● **Exercise**
List every line in this data where the string "JSON" occurs.

● **Given data**
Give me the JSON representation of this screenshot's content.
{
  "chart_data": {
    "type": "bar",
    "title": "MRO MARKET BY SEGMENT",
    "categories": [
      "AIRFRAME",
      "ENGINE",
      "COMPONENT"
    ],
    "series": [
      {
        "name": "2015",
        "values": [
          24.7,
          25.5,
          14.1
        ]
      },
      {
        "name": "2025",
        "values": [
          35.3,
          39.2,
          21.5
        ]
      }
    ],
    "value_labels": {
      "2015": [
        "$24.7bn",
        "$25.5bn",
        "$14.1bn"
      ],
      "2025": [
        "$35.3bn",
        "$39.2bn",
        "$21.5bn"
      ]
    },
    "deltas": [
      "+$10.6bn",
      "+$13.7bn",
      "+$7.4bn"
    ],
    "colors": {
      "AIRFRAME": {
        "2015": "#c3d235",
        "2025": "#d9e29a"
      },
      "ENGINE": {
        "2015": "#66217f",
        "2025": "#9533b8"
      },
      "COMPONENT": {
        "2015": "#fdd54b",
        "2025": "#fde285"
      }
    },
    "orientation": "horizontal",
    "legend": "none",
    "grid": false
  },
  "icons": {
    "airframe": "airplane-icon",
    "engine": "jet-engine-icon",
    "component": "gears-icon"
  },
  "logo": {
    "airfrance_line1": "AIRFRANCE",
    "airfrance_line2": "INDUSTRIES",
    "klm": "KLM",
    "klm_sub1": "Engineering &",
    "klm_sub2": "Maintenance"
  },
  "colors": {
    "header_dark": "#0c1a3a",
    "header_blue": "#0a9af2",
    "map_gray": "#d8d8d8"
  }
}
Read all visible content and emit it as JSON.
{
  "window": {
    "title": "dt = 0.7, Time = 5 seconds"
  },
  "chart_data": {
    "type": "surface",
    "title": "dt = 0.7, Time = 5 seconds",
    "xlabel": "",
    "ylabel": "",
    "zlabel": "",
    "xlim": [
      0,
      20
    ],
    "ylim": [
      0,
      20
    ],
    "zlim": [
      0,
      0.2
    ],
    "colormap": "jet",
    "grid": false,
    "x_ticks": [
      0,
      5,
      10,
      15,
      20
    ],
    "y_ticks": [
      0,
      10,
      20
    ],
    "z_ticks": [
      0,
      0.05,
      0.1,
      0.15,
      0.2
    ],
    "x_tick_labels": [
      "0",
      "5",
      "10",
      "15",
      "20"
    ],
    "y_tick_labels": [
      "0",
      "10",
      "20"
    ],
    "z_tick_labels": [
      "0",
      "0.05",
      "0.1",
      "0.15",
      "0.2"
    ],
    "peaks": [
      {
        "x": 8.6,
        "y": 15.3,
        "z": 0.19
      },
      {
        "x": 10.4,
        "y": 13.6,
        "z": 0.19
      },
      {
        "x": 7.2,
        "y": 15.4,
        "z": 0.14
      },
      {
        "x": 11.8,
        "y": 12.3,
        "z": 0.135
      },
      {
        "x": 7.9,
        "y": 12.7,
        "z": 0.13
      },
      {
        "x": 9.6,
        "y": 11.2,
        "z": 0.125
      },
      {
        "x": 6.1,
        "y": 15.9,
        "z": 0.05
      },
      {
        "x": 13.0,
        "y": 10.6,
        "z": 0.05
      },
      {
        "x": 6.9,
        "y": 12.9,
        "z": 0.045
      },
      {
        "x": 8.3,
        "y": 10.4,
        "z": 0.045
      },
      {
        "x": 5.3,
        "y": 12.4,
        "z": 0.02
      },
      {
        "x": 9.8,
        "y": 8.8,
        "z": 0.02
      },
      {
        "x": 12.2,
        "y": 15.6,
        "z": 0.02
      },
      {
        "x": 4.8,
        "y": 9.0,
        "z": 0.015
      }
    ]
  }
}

● **Correct response**
Give me the JSON representation of this screenshot's content.
Read all visible content and emit it as JSON.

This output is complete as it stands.